Your goal:
Would you set down every entry shown below, precisely as written?

Data extracted from a collection:
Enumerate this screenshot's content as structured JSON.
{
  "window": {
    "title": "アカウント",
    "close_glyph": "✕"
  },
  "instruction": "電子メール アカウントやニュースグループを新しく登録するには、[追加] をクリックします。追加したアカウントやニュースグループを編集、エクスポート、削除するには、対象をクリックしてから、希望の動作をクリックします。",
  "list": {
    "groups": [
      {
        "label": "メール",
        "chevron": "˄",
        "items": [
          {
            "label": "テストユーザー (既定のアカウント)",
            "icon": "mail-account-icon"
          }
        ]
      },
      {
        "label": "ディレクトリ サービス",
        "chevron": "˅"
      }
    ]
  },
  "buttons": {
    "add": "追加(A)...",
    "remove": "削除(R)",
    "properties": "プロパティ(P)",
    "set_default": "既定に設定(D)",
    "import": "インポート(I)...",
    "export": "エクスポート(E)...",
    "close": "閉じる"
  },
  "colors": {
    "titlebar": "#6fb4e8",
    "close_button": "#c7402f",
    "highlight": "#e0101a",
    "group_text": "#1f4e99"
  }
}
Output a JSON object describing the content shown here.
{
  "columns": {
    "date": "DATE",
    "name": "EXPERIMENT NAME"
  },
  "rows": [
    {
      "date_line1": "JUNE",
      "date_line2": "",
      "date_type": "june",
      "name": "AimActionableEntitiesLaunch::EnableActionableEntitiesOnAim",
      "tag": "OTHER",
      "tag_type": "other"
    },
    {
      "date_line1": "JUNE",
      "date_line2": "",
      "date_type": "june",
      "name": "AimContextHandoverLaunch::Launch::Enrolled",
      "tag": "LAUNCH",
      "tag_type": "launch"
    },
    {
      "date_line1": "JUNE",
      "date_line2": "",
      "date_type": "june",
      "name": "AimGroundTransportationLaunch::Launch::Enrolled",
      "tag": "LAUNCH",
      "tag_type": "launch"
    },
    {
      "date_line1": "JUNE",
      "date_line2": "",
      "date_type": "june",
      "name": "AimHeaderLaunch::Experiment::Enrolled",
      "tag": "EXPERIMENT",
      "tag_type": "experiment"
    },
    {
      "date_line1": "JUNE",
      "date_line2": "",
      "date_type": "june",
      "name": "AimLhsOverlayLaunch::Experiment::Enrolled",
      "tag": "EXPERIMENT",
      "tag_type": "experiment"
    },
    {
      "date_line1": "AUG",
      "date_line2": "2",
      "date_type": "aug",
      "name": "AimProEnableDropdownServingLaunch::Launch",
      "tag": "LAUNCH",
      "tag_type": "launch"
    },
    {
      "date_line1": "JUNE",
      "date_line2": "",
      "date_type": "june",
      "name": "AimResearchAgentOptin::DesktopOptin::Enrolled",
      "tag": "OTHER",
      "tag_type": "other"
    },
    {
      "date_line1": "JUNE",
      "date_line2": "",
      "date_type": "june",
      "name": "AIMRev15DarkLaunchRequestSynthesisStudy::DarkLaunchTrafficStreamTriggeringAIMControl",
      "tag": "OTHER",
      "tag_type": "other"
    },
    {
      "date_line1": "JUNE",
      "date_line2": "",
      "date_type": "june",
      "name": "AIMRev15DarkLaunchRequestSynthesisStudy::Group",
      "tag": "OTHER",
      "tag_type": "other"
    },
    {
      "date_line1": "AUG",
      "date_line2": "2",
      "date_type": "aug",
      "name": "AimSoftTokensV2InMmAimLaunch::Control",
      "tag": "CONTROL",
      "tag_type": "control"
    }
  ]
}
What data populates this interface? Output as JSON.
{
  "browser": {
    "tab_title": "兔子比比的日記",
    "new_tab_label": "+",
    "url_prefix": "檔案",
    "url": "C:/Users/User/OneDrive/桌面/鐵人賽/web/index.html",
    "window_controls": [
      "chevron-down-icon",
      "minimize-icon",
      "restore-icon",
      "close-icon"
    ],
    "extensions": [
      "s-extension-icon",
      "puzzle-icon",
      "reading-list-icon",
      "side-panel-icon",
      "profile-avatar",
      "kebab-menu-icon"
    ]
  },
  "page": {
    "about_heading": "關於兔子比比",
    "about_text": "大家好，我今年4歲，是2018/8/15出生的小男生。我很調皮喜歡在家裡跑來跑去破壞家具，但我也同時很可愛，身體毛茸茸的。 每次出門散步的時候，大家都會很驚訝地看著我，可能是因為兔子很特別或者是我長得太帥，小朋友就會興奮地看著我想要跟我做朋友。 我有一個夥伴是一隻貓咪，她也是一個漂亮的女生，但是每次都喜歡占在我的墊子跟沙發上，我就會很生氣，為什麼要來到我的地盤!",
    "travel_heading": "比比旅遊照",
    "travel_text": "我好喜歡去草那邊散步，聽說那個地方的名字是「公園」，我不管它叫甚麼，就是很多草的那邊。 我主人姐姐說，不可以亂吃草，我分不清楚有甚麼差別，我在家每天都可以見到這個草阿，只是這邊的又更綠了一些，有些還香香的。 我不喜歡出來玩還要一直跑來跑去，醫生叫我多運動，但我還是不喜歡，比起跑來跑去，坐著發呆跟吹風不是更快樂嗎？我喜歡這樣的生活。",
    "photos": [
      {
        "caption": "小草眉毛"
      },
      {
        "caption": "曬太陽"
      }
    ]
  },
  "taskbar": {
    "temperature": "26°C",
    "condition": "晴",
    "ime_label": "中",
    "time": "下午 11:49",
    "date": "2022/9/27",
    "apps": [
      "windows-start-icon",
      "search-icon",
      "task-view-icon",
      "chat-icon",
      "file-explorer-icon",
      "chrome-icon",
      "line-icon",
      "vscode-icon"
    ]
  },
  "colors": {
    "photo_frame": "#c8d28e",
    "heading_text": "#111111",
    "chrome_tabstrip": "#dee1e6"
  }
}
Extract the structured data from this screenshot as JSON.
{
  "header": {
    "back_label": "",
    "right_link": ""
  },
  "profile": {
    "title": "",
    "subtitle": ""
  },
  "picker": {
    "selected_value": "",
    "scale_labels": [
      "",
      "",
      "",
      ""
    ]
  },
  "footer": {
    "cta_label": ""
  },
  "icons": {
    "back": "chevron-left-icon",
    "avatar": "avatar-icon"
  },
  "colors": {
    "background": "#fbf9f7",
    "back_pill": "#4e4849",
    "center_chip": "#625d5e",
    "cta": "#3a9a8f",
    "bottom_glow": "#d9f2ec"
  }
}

Reply to the task:
Enumerate this screenshot's content as structured JSON.
{
  "window": {
    "title": "アカウント",
    "close_glyph": "✕"
  },
  "instruction": "電子メール アカウントやニュースグループを新しく登録するには、[追加] をクリックします。追加したアカウントやニュースグループを編集、エクスポート、削除するには、対象をクリックしてから、希望の動作をクリックします。",
  "list": {
    "groups": [
      {
        "label": "メール",
        "chevron": "˄",
        "items": [
          {
            "label": "テストユーザー (既定のアカウント)",
            "icon": "mail-account-icon"
          }
        ]
      },
      {
        "label": "ディレクトリ サービス",
        "chevron": "˅"
      }
    ]
  },
  "buttons": {
    "add": "追加(A)...",
    "remove": "削除(R)",
    "properties": "プロパティ(P)",
    "set_default": "既定に設定(D)",
    "import": "インポート(I)...",
    "export": "エクスポート(E)...",
    "close": "閉じる"
  },
  "colors": {
    "titlebar": "#6fb4e8",
    "close_button": "#c7402f",
    "highlight": "#e0101a",
    "group_text": "#1f4e99"
  }
}
Output a JSON object describing the content shown here.
{
  "columns": {
    "date": "DATE",
    "name": "EXPERIMENT NAME"
  },
  "rows": [
    {
      "date_line1": "JUNE",
      "date_line2": "",
      "date_type": "june",
      "name": "AimActionableEntitiesLaunch::EnableActionableEntitiesOnAim",
      "tag": "OTHER",
      "tag_type": "other"
    },
    {
      "date_line1": "JUNE",
      "date_line2": "",
      "date_type": "june",
      "name": "AimContextHandoverLaunch::Launch::Enrolled",
      "tag": "LAUNCH",
      "tag_type": "launch"
    },
    {
      "date_line1": "JUNE",
      "date_line2": "",
      "date_type": "june",
      "name": "AimGroundTransportationLaunch::Launch::Enrolled",
      "tag": "LAUNCH",
      "tag_type": "launch"
    },
    {
      "date_line1": "JUNE",
      "date_line2": "",
      "date_type": "june",
      "name": "AimHeaderLaunch::Experiment::Enrolled",
      "tag": "EXPERIMENT",
      "tag_type": "experiment"
    },
    {
      "date_line1": "JUNE",
      "date_line2": "",
      "date_type": "june",
      "name": "AimLhsOverlayLaunch::Experiment::Enrolled",
      "tag": "EXPERIMENT",
      "tag_type": "experiment"
    },
    {
      "date_line1": "AUG",
      "date_line2": "2",
      "date_type": "aug",
      "name": "AimProEnableDropdownServingLaunch::Launch",
      "tag": "LAUNCH",
      "tag_type": "launch"
    },
    {
      "date_line1": "JUNE",
      "date_line2": "",
      "date_type": "june",
      "name": "AimResearchAgentOptin::DesktopOptin::Enrolled",
      "tag": "OTHER",
      "tag_type": "other"
    },
    {
      "date_line1": "JUNE",
      "date_line2": "",
      "date_type": "june",
      "name": "AIMRev15DarkLaunchRequestSynthesisStudy::DarkLaunchTrafficStreamTriggeringAIMControl",
      "tag": "OTHER",
      "tag_type": "other"
    },
    {
      "date_line1": "JUNE",
      "date_line2": "",
      "date_type": "june",
      "name": "AIMRev15DarkLaunchRequestSynthesisStudy::Group",
      "tag": "OTHER",
      "tag_type": "other"
    },
    {
      "date_line1": "AUG",
      "date_line2": "2",
      "date_type": "aug",
      "name": "AimSoftTokensV2InMmAimLaunch::Control",
      "tag": "CONTROL",
      "tag_type": "control"
    }
  ]
}
What data populates this interface? Output as JSON.
{
  "browser": {
    "tab_title": "兔子比比的日記",
    "new_tab_label": "+",
    "url_prefix": "檔案",
    "url": "C:/Users/User/OneDrive/桌面/鐵人賽/web/index.html",
    "window_controls": [
      "chevron-down-icon",
      "minimize-icon",
      "restore-icon",
      "close-icon"
    ],
    "extensions": [
      "s-extension-icon",
      "puzzle-icon",
      "reading-list-icon",
      "side-panel-icon",
      "profile-avatar",
      "kebab-menu-icon"
    ]
  },
  "page": {
    "about_heading": "關於兔子比比",
    "about_text": "大家好，我今年4歲，是2018/8/15出生的小男生。我很調皮喜歡在家裡跑來跑去破壞家具，但我也同時很可愛，身體毛茸茸的。 每次出門散步的時候，大家都會很驚訝地看著我，可能是因為兔子很特別或者是我長得太帥，小朋友就會興奮地看著我想要跟我做朋友。 我有一個夥伴是一隻貓咪，她也是一個漂亮的女生，但是每次都喜歡占在我的墊子跟沙發上，我就會很生氣，為什麼要來到我的地盤!",
    "travel_heading": "比比旅遊照",
    "travel_text": "我好喜歡去草那邊散步，聽說那個地方的名字是「公園」，我不管它叫甚麼，就是很多草的那邊。 我主人姐姐說，不可以亂吃草，我分不清楚有甚麼差別，我在家每天都可以見到這個草阿，只是這邊的又更綠了一些，有些還香香的。 我不喜歡出來玩還要一直跑來跑去，醫生叫我多運動，但我還是不喜歡，比起跑來跑去，坐著發呆跟吹風不是更快樂嗎？我喜歡這樣的生活。",
    "photos": [
      {
        "caption": "小草眉毛"
      },
      {
        "caption": "曬太陽"
      }
    ]
  },
  "taskbar": {
    "temperature": "26°C",
    "condition": "晴",
    "ime_label": "中",
    "time": "下午 11:49",
    "date": "2022/9/27",
    "apps": [
      "windows-start-icon",
      "search-icon",
      "task-view-icon",
      "chat-icon",
      "file-explorer-icon",
      "chrome-icon",
      "line-icon",
      "vscode-icon"
    ]
  },
  "colors": {
    "photo_frame": "#c8d28e",
    "heading_text": "#111111",
    "chrome_tabstrip": "#dee1e6"
  }
}
Extract the structured data from this screenshot as JSON.
{
  "header": {
    "back_label": "",
    "right_link": ""
  },
  "profile": {
    "title": "",
    "subtitle": ""
  },
  "picker": {
    "selected_value": "",
    "scale_labels": [
      "",
      "",
      "",
      ""
    ]
  },
  "footer": {
    "cta_label": ""
  },
  "icons": {
    "back": "chevron-left-icon",
    "avatar": "avatar-icon"
  },
  "colors": {
    "background": "#fbf9f7",
    "back_pill": "#4e4849",
    "center_chip": "#625d5e",
    "cta": "#3a9a8f",
    "bottom_glow": "#d9f2ec"
  }
}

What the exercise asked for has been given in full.